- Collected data
+++++

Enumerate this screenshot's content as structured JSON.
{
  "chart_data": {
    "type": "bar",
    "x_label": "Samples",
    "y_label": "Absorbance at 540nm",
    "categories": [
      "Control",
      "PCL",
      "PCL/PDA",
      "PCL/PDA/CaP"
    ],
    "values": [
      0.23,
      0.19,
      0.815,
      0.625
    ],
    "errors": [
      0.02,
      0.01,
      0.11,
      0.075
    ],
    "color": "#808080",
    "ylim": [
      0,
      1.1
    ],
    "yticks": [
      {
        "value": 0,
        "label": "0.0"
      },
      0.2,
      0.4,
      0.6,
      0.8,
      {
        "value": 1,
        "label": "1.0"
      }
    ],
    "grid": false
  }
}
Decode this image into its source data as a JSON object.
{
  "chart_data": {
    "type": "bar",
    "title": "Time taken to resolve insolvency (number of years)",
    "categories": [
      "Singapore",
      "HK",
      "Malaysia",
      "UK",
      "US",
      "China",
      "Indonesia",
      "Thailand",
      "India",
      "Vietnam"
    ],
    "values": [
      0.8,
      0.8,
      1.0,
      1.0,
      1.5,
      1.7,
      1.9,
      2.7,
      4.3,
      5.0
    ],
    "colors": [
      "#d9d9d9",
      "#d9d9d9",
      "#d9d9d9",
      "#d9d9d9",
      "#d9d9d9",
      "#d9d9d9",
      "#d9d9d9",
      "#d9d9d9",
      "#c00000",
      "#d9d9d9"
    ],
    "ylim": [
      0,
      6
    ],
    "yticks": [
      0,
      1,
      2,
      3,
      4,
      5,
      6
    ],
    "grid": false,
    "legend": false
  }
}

+++++

- EXERCISE TASK
Output all preceding records character for character.

- FINAL ANSWER
Enumerate this screenshot's content as structured JSON.
{
  "chart_data": {
    "type": "bar",
    "x_label": "Samples",
    "y_label": "Absorbance at 540nm",
    "categories": [
      "Control",
      "PCL",
      "PCL/PDA",
      "PCL/PDA/CaP"
    ],
    "values": [
      0.23,
      0.19,
      0.815,
      0.625
    ],
    "errors": [
      0.02,
      0.01,
      0.11,
      0.075
    ],
    "color": "#808080",
    "ylim": [
      0,
      1.1
    ],
    "yticks": [
      {
        "value": 0,
        "label": "0.0"
      },
      0.2,
      0.4,
      0.6,
      0.8,
      {
        "value": 1,
        "label": "1.0"
      }
    ],
    "grid": false
  }
}
Decode this image into its source data as a JSON object.
{
  "chart_data": {
    "type": "bar",
    "title": "Time taken to resolve insolvency (number of years)",
    "categories": [
      "Singapore",
      "HK",
      "Malaysia",
      "UK",
      "US",
      "China",
      "Indonesia",
      "Thailand",
      "India",
      "Vietnam"
    ],
    "values": [
      0.8,
      0.8,
      1.0,
      1.0,
      1.5,
      1.7,
      1.9,
      2.7,
      4.3,
      5.0
    ],
    "colors": [
      "#d9d9d9",
      "#d9d9d9",
      "#d9d9d9",
      "#d9d9d9",
      "#d9d9d9",
      "#d9d9d9",
      "#d9d9d9",
      "#d9d9d9",
      "#c00000",
      "#d9d9d9"
    ],
    "ylim": [
      0,
      6
    ],
    "yticks": [
      0,
      1,
      2,
      3,
      4,
      5,
      6
    ],
    "grid": false,
    "legend": false
  }
}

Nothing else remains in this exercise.